Please rewrite the rows below, changing every "toolbar-divider" to "toolbar-separator" and leaving all else as it is.
>> begin
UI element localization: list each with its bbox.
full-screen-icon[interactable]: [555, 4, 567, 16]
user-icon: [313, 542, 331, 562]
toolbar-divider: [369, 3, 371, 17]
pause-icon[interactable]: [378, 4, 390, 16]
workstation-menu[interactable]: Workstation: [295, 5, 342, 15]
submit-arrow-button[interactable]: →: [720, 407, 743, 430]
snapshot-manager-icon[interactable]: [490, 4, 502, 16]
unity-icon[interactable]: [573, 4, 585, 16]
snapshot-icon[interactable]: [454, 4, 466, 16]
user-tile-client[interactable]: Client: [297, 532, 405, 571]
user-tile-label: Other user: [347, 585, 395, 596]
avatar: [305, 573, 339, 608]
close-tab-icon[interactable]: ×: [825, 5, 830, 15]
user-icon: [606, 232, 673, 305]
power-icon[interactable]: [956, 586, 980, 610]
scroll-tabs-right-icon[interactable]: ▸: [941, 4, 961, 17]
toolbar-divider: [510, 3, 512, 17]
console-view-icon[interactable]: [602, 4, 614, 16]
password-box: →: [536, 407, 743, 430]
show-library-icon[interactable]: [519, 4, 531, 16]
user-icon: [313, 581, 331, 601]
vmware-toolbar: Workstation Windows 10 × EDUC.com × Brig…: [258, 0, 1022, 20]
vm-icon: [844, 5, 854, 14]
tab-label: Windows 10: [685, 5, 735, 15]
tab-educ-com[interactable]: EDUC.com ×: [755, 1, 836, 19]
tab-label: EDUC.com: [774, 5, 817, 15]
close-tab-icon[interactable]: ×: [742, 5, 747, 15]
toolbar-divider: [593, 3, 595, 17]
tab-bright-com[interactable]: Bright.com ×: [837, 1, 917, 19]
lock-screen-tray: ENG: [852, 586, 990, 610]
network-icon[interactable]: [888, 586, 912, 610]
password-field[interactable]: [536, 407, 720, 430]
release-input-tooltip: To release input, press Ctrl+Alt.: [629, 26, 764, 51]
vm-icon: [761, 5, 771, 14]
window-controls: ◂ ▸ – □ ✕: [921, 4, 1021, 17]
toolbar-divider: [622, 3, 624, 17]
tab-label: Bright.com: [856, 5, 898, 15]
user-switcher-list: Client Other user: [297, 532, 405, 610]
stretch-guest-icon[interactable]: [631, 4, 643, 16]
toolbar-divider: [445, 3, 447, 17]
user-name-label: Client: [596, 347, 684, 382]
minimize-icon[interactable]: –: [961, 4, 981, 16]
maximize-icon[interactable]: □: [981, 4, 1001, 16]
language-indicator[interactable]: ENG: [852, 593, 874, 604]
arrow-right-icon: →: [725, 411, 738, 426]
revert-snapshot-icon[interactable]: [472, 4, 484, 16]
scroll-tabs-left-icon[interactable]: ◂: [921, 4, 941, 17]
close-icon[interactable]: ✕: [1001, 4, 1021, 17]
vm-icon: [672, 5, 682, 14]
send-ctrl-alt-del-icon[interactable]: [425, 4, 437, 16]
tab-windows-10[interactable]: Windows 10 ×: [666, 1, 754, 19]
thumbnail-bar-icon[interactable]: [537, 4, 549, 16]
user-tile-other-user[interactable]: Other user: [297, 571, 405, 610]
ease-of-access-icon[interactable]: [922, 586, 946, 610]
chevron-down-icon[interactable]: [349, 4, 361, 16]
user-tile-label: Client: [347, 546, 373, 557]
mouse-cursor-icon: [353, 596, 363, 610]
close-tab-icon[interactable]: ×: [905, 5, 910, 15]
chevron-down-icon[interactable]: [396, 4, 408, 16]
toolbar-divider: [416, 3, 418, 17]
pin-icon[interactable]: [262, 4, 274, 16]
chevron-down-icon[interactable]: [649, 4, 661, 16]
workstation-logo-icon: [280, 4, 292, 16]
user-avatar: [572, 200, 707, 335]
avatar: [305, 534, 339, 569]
>> end
_Final result_
UI element localization: list each with its bbox.
full-screen-icon[interactable]: [555, 4, 567, 16]
user-icon: [313, 542, 331, 562]
toolbar-separator: [369, 3, 371, 17]
pause-icon[interactable]: [378, 4, 390, 16]
workstation-menu[interactable]: Workstation: [295, 5, 342, 15]
submit-arrow-button[interactable]: →: [720, 407, 743, 430]
snapshot-manager-icon[interactable]: [490, 4, 502, 16]
unity-icon[interactable]: [573, 4, 585, 16]
snapshot-icon[interactable]: [454, 4, 466, 16]
user-tile-client[interactable]: Client: [297, 532, 405, 571]
user-tile-label: Other user: [347, 585, 395, 596]
avatar: [305, 573, 339, 608]
close-tab-icon[interactable]: ×: [825, 5, 830, 15]
user-icon: [606, 232, 673, 305]
power-icon[interactable]: [956, 586, 980, 610]
scroll-tabs-right-icon[interactable]: ▸: [941, 4, 961, 17]
toolbar-separator: [510, 3, 512, 17]
console-view-icon[interactable]: [602, 4, 614, 16]
password-box: →: [536, 407, 743, 430]
show-library-icon[interactable]: [519, 4, 531, 16]
user-icon: [313, 581, 331, 601]
vmware-toolbar: Workstation Windows 10 × EDUC.com × Brig…: [258, 0, 1022, 20]
vm-icon: [844, 5, 854, 14]
tab-label: Windows 10: [685, 5, 735, 15]
tab-educ-com[interactable]: EDUC.com ×: [755, 1, 836, 19]
tab-label: EDUC.com: [774, 5, 817, 15]
close-tab-icon[interactable]: ×: [742, 5, 747, 15]
toolbar-separator: [593, 3, 595, 17]
tab-bright-com[interactable]: Bright.com ×: [837, 1, 917, 19]
lock-screen-tray: ENG: [852, 586, 990, 610]
network-icon[interactable]: [888, 586, 912, 610]
password-field[interactable]: [536, 407, 720, 430]
release-input-tooltip: To release input, press Ctrl+Alt.: [629, 26, 764, 51]
vm-icon: [761, 5, 771, 14]
window-controls: ◂ ▸ – □ ✕: [921, 4, 1021, 17]
toolbar-separator: [622, 3, 624, 17]
tab-label: Bright.com: [856, 5, 898, 15]
user-switcher-list: Client Other user: [297, 532, 405, 610]
stretch-guest-icon[interactable]: [631, 4, 643, 16]
toolbar-separator: [445, 3, 447, 17]
user-name-label: Client: [596, 347, 684, 382]
minimize-icon[interactable]: –: [961, 4, 981, 16]
maximize-icon[interactable]: □: [981, 4, 1001, 16]
language-indicator[interactable]: ENG: [852, 593, 874, 604]
arrow-right-icon: →: [725, 411, 738, 426]
revert-snapshot-icon[interactable]: [472, 4, 484, 16]
scroll-tabs-left-icon[interactable]: ◂: [921, 4, 941, 17]
close-icon[interactable]: ✕: [1001, 4, 1021, 17]
vm-icon: [672, 5, 682, 14]
send-ctrl-alt-del-icon[interactable]: [425, 4, 437, 16]
tab-windows-10[interactable]: Windows 10 ×: [666, 1, 754, 19]
thumbnail-bar-icon[interactable]: [537, 4, 549, 16]
user-tile-other-user[interactable]: Other user: [297, 571, 405, 610]
ease-of-access-icon[interactable]: [922, 586, 946, 610]
chevron-down-icon[interactable]: [349, 4, 361, 16]
user-tile-label: Client: [347, 546, 373, 557]
mouse-cursor-icon: [353, 596, 363, 610]
close-tab-icon[interactable]: ×: [905, 5, 910, 15]
chevron-down-icon[interactable]: [396, 4, 408, 16]
toolbar-separator: [416, 3, 418, 17]
pin-icon[interactable]: [262, 4, 274, 16]
chevron-down-icon[interactable]: [649, 4, 661, 16]
workstation-logo-icon: [280, 4, 292, 16]
user-avatar: [572, 200, 707, 335]
avatar: [305, 534, 339, 569]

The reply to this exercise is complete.